▶ _Dataset_
○ ○ ○

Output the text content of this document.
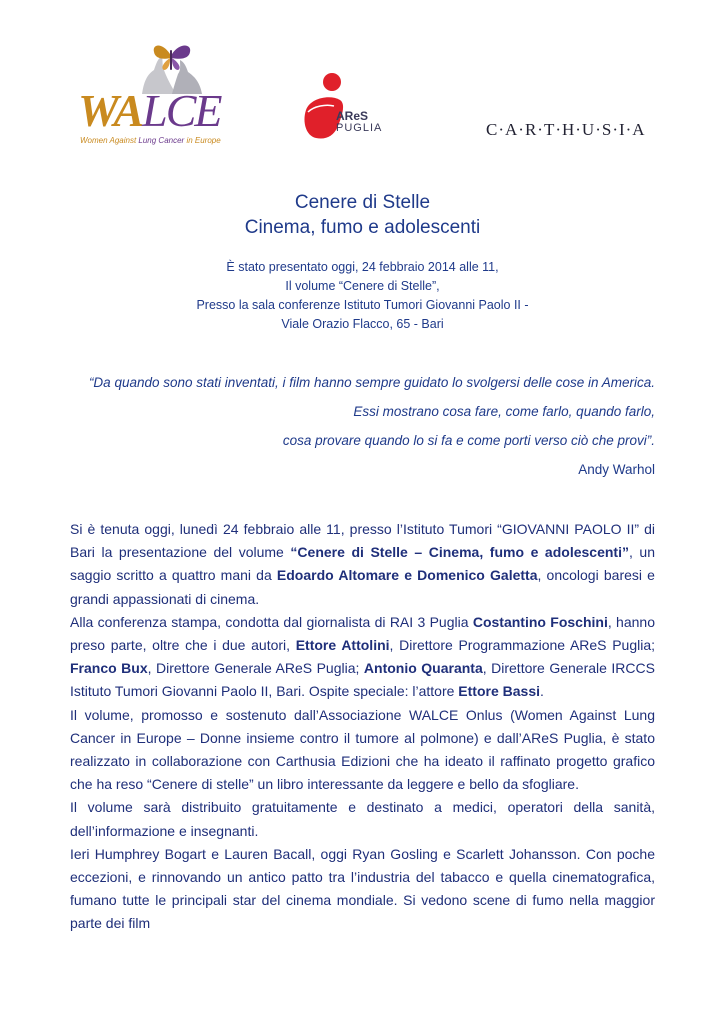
WALCE
Women Against Lung Cancer in Europe
AReS
PUGLIA	C·A·R·T·H·U·S·I·A
Cenere di Stelle
Cinema, fumo e adolescenti
È stato presentato oggi, 24 febbraio 2014 alle 11,
Il volume “Cenere di Stelle”,
Presso la sala conferenze Istituto Tumori Giovanni Paolo II -
Viale Orazio Flacco, 65 - Bari
“Da quando sono stati inventati, i film hanno sempre guidato lo svolgersi delle cose in America.
Essi mostrano cosa fare, come farlo, quando farlo,
cosa provare quando lo si fa e come porti verso ciò che provi”.
Andy Warhol

Si è tenuta oggi, lunedì 24 febbraio alle 11, presso l’Istituto Tumori “GIOVANNI PAOLO II” di Bari la presentazione del volume “Cenere di Stelle – Cinema, fumo e adolescenti”, un saggio scritto a quattro mani da Edoardo Altomare e Domenico Galetta, oncologi baresi e grandi appassionati di cinema.

Alla conferenza stampa, condotta dal giornalista di RAI 3 Puglia Costantino Foschini, hanno preso parte, oltre che i due autori, Ettore Attolini, Direttore Programmazione AReS Puglia; Franco Bux, Direttore Generale AReS Puglia; Antonio Quaranta, Direttore Generale IRCCS Istituto Tumori Giovanni Paolo II, Bari. Ospite speciale: l’attore Ettore Bassi.

Il volume, promosso e sostenuto dall’Associazione WALCE Onlus (Women Against Lung Cancer in Europe – Donne insieme contro il tumore al polmone) e dall’AReS Puglia, è stato realizzato in collaborazione con Carthusia Edizioni che ha ideato il raffinato progetto grafico che ha reso “Cenere di stelle” un libro interessante da leggere e bello da sfogliare.

Il volume sarà distribuito gratuitamente e destinato a medici, operatori della sanità, dell’informazione e insegnanti.

Ieri Humphrey Bogart e Lauren Bacall, oggi Ryan Gosling e Scarlett Johansson. Con poche eccezioni, e rinnovando un antico patto tra l’industria del tabacco e quella cinematografica, fumano tutte le principali star del cinema mondiale. Si vedono scene di fumo nella maggior parte dei film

○ ○ ○

Using only the data above, copy out the lines that include the word "Lung".

Women Against Lung Cancer in Europe
Il volume, promosso e sostenuto dall’Associazione WALCE Onlus (Women Against Lung Cancer in Europe – Donne insieme contro il tumore al polmone) e dall’AReS Puglia, è stato realizzato in collaborazione con Carthusia Edizioni che ha ideato il raffinato progetto grafico che ha reso “Cenere di stelle” un libro interessante da leggere e bello da sfogliare.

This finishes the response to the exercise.